* _Dataset entries_
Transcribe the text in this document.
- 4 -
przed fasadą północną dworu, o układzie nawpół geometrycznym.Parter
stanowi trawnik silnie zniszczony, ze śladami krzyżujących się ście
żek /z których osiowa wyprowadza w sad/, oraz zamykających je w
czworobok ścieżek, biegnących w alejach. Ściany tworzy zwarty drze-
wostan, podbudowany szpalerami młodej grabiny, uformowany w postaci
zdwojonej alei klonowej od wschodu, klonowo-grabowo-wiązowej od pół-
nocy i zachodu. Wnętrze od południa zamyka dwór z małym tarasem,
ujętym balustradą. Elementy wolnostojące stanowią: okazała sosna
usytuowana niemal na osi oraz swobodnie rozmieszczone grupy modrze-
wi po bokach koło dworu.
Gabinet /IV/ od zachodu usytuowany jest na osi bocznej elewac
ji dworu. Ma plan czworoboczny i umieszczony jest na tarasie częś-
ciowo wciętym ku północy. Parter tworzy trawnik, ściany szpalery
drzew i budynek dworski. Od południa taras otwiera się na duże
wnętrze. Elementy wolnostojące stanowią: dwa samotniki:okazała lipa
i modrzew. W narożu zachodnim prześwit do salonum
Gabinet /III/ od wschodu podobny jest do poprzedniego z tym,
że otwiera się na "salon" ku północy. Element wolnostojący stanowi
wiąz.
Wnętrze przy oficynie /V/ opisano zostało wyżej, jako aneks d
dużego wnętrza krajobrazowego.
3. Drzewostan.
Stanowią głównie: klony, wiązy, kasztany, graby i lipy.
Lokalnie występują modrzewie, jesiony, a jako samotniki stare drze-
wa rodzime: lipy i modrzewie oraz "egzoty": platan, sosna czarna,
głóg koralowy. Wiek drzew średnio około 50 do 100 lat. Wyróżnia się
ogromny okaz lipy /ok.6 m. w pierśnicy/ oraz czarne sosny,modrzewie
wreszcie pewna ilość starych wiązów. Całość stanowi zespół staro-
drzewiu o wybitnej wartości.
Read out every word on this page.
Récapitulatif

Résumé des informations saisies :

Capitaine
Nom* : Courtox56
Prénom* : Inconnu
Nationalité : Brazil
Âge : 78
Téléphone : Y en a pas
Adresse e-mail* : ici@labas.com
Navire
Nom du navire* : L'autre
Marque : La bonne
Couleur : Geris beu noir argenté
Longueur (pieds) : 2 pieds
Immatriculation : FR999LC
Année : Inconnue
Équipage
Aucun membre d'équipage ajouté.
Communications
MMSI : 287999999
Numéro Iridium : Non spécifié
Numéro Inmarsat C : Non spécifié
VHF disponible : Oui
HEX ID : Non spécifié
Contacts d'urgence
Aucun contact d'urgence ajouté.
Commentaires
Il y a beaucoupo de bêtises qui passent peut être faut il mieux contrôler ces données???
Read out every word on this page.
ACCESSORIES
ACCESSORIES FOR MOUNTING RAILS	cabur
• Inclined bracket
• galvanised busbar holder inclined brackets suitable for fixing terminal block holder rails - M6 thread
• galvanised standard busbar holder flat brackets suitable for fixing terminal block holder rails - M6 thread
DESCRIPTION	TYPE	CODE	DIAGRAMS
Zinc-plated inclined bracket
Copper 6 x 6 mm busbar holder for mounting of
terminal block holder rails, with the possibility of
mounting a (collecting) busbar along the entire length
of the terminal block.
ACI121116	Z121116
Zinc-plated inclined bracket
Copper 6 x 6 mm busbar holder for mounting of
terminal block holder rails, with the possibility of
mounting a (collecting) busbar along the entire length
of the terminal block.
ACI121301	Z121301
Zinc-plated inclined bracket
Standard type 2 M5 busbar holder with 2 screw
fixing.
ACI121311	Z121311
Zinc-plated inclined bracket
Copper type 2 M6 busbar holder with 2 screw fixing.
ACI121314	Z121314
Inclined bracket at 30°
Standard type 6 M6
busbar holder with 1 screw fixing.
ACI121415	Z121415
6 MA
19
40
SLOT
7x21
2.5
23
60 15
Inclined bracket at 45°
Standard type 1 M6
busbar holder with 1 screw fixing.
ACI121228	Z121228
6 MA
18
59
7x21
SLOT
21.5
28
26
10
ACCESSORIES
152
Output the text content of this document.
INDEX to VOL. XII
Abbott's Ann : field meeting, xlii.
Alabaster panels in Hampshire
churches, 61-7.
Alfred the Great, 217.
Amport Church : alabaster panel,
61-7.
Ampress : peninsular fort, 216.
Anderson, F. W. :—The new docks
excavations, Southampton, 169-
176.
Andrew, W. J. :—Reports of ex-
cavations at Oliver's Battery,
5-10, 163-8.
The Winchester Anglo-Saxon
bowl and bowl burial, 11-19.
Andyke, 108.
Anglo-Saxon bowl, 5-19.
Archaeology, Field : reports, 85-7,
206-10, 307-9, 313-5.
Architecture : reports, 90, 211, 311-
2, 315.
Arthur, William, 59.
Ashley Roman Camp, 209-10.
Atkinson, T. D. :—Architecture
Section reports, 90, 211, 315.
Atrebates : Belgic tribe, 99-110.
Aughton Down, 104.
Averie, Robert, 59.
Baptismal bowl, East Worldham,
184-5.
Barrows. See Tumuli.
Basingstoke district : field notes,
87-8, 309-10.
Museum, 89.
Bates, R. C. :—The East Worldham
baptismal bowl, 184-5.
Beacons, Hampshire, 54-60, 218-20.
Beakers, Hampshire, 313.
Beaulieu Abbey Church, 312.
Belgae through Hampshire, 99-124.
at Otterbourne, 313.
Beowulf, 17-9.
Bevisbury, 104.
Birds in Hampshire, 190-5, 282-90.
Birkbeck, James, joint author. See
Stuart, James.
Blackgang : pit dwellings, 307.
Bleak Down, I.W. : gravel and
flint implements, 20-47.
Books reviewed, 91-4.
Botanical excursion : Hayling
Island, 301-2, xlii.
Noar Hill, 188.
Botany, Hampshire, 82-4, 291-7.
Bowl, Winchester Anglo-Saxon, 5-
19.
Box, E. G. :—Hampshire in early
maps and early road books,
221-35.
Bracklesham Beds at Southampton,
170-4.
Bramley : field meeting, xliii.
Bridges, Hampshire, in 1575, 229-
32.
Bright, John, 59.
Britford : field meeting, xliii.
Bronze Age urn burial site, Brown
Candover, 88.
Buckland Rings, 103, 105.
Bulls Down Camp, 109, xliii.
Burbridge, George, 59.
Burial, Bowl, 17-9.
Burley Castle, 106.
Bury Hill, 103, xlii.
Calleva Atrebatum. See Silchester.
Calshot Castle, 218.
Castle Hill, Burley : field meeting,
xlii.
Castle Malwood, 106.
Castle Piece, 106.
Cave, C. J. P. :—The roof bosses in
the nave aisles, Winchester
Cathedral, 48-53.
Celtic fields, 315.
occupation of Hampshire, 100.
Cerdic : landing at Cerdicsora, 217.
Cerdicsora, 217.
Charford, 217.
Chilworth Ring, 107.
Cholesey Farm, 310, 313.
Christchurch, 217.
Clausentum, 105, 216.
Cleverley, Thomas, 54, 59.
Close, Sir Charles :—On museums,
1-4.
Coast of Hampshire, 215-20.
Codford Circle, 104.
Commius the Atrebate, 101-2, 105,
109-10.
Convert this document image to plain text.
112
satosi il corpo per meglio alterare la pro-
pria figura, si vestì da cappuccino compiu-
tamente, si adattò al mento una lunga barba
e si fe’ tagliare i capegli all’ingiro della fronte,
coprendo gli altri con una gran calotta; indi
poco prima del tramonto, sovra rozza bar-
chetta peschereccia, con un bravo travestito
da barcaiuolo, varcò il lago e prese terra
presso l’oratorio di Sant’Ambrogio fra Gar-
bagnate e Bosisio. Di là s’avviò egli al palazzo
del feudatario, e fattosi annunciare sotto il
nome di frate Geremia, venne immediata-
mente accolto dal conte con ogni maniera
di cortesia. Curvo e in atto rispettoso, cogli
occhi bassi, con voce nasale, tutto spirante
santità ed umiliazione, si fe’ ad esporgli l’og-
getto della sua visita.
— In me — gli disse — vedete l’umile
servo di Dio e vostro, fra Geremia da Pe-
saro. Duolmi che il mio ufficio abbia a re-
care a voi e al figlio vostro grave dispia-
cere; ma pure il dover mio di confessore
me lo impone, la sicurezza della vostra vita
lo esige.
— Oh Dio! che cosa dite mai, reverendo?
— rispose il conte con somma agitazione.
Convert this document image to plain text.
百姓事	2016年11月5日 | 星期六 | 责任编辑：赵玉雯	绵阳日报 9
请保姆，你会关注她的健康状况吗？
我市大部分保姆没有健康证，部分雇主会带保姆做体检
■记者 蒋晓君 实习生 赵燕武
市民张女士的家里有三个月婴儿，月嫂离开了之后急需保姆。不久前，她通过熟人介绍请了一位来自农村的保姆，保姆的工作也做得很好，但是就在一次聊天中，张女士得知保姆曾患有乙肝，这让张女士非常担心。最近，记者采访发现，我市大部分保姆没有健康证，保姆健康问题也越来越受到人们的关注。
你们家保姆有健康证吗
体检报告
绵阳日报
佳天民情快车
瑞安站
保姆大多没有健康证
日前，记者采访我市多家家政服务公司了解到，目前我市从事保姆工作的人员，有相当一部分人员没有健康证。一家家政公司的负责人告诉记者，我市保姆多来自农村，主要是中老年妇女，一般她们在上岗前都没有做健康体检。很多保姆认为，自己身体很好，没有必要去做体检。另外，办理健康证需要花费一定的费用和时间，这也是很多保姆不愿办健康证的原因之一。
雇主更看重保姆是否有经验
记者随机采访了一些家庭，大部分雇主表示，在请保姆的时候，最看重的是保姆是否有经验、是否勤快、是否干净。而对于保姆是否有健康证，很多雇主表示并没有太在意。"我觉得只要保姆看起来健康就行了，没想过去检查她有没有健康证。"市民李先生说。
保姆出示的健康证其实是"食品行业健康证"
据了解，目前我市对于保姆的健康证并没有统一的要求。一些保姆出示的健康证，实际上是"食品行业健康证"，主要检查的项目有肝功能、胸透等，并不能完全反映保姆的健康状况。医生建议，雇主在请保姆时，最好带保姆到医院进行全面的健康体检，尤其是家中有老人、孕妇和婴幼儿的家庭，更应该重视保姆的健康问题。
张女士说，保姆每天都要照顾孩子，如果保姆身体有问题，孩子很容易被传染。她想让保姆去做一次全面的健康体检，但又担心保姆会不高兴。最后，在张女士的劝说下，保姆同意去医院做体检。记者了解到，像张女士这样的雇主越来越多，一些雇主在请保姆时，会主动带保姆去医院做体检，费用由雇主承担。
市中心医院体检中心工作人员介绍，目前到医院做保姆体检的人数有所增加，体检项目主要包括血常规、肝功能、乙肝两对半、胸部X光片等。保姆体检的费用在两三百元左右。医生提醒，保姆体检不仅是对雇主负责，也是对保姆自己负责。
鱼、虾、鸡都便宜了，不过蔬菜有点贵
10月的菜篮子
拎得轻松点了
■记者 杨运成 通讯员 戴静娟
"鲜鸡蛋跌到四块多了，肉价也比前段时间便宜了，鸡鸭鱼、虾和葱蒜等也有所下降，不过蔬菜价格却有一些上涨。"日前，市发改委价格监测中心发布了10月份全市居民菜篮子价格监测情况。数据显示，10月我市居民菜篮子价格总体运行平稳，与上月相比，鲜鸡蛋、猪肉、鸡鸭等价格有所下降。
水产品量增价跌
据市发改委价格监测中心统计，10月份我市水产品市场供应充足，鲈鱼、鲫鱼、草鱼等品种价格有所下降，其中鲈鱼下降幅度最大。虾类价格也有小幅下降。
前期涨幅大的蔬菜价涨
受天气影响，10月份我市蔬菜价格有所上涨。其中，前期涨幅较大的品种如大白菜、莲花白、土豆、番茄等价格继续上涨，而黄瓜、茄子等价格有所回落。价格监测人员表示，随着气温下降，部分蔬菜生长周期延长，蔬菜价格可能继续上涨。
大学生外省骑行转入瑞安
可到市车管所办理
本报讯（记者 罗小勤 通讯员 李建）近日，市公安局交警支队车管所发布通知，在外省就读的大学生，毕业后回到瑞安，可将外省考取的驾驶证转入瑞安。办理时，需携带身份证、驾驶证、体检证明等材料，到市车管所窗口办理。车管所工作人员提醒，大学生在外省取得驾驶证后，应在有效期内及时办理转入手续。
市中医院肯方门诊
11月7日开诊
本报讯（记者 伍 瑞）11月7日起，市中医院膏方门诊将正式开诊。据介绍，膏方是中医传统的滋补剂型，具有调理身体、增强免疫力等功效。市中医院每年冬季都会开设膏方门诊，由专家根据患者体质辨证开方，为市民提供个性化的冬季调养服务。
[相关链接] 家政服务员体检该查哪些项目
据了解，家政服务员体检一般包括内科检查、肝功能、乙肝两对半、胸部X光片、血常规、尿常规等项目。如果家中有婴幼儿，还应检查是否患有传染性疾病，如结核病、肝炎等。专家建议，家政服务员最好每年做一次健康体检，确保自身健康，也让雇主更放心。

* _Instructions for the task_
Go through the listing above and report how many of its lines contain the word "della", with only the number as output.

* _Output for this task_
3